**Challenge:**
Give every line below again, exactly.

* * *

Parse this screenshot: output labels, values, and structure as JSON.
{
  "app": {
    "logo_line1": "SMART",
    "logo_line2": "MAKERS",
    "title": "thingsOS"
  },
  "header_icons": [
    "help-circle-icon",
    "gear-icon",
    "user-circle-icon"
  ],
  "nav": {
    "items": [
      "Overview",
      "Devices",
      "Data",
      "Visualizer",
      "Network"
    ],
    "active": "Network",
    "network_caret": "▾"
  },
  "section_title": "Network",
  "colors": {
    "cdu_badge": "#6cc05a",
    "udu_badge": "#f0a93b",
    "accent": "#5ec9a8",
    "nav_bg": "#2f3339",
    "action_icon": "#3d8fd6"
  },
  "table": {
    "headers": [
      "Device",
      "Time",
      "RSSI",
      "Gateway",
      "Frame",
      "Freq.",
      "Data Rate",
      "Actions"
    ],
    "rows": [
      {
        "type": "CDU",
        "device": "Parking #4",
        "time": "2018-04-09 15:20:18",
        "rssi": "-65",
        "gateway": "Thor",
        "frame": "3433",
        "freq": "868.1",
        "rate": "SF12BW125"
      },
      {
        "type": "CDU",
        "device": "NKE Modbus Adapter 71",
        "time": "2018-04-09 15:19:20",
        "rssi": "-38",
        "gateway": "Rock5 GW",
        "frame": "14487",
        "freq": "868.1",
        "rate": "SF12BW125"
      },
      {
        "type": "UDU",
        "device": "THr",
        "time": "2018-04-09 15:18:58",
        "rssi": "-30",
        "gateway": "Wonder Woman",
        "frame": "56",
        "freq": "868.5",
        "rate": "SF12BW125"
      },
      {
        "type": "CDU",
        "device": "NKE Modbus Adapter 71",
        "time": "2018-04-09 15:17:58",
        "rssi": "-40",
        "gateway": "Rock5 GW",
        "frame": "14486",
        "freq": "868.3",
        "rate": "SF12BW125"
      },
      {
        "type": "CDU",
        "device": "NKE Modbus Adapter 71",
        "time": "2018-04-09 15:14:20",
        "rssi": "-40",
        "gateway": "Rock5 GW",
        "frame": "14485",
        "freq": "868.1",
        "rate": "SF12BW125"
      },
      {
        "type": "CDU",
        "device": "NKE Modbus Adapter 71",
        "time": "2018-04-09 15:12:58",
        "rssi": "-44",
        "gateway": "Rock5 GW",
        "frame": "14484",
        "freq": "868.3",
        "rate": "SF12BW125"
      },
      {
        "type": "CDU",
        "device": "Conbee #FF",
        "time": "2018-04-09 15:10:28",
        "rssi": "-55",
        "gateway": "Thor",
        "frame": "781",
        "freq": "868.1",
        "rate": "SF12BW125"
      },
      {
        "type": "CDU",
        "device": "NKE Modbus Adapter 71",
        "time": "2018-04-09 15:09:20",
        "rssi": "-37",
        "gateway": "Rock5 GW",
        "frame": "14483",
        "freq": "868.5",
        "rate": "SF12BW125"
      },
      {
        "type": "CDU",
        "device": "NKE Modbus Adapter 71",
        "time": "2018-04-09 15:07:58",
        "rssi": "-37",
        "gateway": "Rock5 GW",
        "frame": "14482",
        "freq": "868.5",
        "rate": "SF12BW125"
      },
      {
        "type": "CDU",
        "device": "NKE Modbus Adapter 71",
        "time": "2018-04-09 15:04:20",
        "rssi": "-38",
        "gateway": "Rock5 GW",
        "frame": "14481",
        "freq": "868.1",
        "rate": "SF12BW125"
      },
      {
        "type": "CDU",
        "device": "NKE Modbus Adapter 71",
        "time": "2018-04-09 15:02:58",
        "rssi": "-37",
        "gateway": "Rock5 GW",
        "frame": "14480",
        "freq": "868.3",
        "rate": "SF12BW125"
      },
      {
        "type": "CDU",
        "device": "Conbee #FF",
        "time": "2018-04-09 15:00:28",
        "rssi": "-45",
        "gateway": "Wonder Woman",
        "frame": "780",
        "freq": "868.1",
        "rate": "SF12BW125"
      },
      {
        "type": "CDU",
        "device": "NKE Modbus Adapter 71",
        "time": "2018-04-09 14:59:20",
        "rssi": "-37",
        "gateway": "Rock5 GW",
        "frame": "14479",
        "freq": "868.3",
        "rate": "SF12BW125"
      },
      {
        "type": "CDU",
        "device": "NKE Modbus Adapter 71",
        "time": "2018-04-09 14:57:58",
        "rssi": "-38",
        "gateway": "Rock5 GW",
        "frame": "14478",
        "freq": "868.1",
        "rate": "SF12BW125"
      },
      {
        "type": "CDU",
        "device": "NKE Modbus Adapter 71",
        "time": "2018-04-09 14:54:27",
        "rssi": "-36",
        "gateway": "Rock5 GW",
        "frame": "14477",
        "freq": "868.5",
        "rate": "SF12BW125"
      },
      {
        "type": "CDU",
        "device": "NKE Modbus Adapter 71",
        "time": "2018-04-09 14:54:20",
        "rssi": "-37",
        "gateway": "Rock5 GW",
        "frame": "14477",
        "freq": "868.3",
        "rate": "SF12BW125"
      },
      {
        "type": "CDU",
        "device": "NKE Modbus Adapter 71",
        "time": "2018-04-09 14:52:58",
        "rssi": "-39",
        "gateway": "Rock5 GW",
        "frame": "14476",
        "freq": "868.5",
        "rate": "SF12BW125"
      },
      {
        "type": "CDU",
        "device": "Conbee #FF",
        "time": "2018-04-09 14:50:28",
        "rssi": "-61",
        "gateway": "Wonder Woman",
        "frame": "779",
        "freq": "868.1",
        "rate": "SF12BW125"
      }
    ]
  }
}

* * *

**Finished task:**
Parse this screenshot: output labels, values, and structure as JSON.
{
  "app": {
    "logo_line1": "SMART",
    "logo_line2": "MAKERS",
    "title": "thingsOS"
  },
  "header_icons": [
    "help-circle-icon",
    "gear-icon",
    "user-circle-icon"
  ],
  "nav": {
    "items": [
      "Overview",
      "Devices",
      "Data",
      "Visualizer",
      "Network"
    ],
    "active": "Network",
    "network_caret": "▾"
  },
  "section_title": "Network",
  "colors": {
    "cdu_badge": "#6cc05a",
    "udu_badge": "#f0a93b",
    "accent": "#5ec9a8",
    "nav_bg": "#2f3339",
    "action_icon": "#3d8fd6"
  },
  "table": {
    "headers": [
      "Device",
      "Time",
      "RSSI",
      "Gateway",
      "Frame",
      "Freq.",
      "Data Rate",
      "Actions"
    ],
    "rows": [
      {
        "type": "CDU",
        "device": "Parking #4",
        "time": "2018-04-09 15:20:18",
        "rssi": "-65",
        "gateway": "Thor",
        "frame": "3433",
        "freq": "868.1",
        "rate": "SF12BW125"
      },
      {
        "type": "CDU",
        "device": "NKE Modbus Adapter 71",
        "time": "2018-04-09 15:19:20",
        "rssi": "-38",
        "gateway": "Rock5 GW",
        "frame": "14487",
        "freq": "868.1",
        "rate": "SF12BW125"
      },
      {
        "type": "UDU",
        "device": "THr",
        "time": "2018-04-09 15:18:58",
        "rssi": "-30",
        "gateway": "Wonder Woman",
        "frame": "56",
        "freq": "868.5",
        "rate": "SF12BW125"
      },
      {
        "type": "CDU",
        "device": "NKE Modbus Adapter 71",
        "time": "2018-04-09 15:17:58",
        "rssi": "-40",
        "gateway": "Rock5 GW",
        "frame": "14486",
        "freq": "868.3",
        "rate": "SF12BW125"
      },
      {
        "type": "CDU",
        "device": "NKE Modbus Adapter 71",
        "time": "2018-04-09 15:14:20",
        "rssi": "-40",
        "gateway": "Rock5 GW",
        "frame": "14485",
        "freq": "868.1",
        "rate": "SF12BW125"
      },
      {
        "type": "CDU",
        "device": "NKE Modbus Adapter 71",
        "time": "2018-04-09 15:12:58",
        "rssi": "-44",
        "gateway": "Rock5 GW",
        "frame": "14484",
        "freq": "868.3",
        "rate": "SF12BW125"
      },
      {
        "type": "CDU",
        "device": "Conbee #FF",
        "time": "2018-04-09 15:10:28",
        "rssi": "-55",
        "gateway": "Thor",
        "frame": "781",
        "freq": "868.1",
        "rate": "SF12BW125"
      },
      {
        "type": "CDU",
        "device": "NKE Modbus Adapter 71",
        "time": "2018-04-09 15:09:20",
        "rssi": "-37",
        "gateway": "Rock5 GW",
        "frame": "14483",
        "freq": "868.5",
        "rate": "SF12BW125"
      },
      {
        "type": "CDU",
        "device": "NKE Modbus Adapter 71",
        "time": "2018-04-09 15:07:58",
        "rssi": "-37",
        "gateway": "Rock5 GW",
        "frame": "14482",
        "freq": "868.5",
        "rate": "SF12BW125"
      },
      {
        "type": "CDU",
        "device": "NKE Modbus Adapter 71",
        "time": "2018-04-09 15:04:20",
        "rssi": "-38",
        "gateway": "Rock5 GW",
        "frame": "14481",
        "freq": "868.1",
        "rate": "SF12BW125"
      },
      {
        "type": "CDU",
        "device": "NKE Modbus Adapter 71",
        "time": "2018-04-09 15:02:58",
        "rssi": "-37",
        "gateway": "Rock5 GW",
        "frame": "14480",
        "freq": "868.3",
        "rate": "SF12BW125"
      },
      {
        "type": "CDU",
        "device": "Conbee #FF",
        "time": "2018-04-09 15:00:28",
        "rssi": "-45",
        "gateway": "Wonder Woman",
        "frame": "780",
        "freq": "868.1",
        "rate": "SF12BW125"
      },
      {
        "type": "CDU",
        "device": "NKE Modbus Adapter 71",
        "time": "2018-04-09 14:59:20",
        "rssi": "-37",
        "gateway": "Rock5 GW",
        "frame": "14479",
        "freq": "868.3",
        "rate": "SF12BW125"
      },
      {
        "type": "CDU",
        "device": "NKE Modbus Adapter 71",
        "time": "2018-04-09 14:57:58",
        "rssi": "-38",
        "gateway": "Rock5 GW",
        "frame": "14478",
        "freq": "868.1",
        "rate": "SF12BW125"
      },
      {
        "type": "CDU",
        "device": "NKE Modbus Adapter 71",
        "time": "2018-04-09 14:54:27",
        "rssi": "-36",
        "gateway": "Rock5 GW",
        "frame": "14477",
        "freq": "868.5",
        "rate": "SF12BW125"
      },
      {
        "type": "CDU",
        "device": "NKE Modbus Adapter 71",
        "time": "2018-04-09 14:54:20",
        "rssi": "-37",
        "gateway": "Rock5 GW",
        "frame": "14477",
        "freq": "868.3",
        "rate": "SF12BW125"
      },
      {
        "type": "CDU",
        "device": "NKE Modbus Adapter 71",
        "time": "2018-04-09 14:52:58",
        "rssi": "-39",
        "gateway": "Rock5 GW",
        "frame": "14476",
        "freq": "868.5",
        "rate": "SF12BW125"
      },
      {
        "type": "CDU",
        "device": "Conbee #FF",
        "time": "2018-04-09 14:50:28",
        "rssi": "-61",
        "gateway": "Wonder Woman",
        "frame": "779",
        "freq": "868.1",
        "rate": "SF12BW125"
      }
    ]
  }
}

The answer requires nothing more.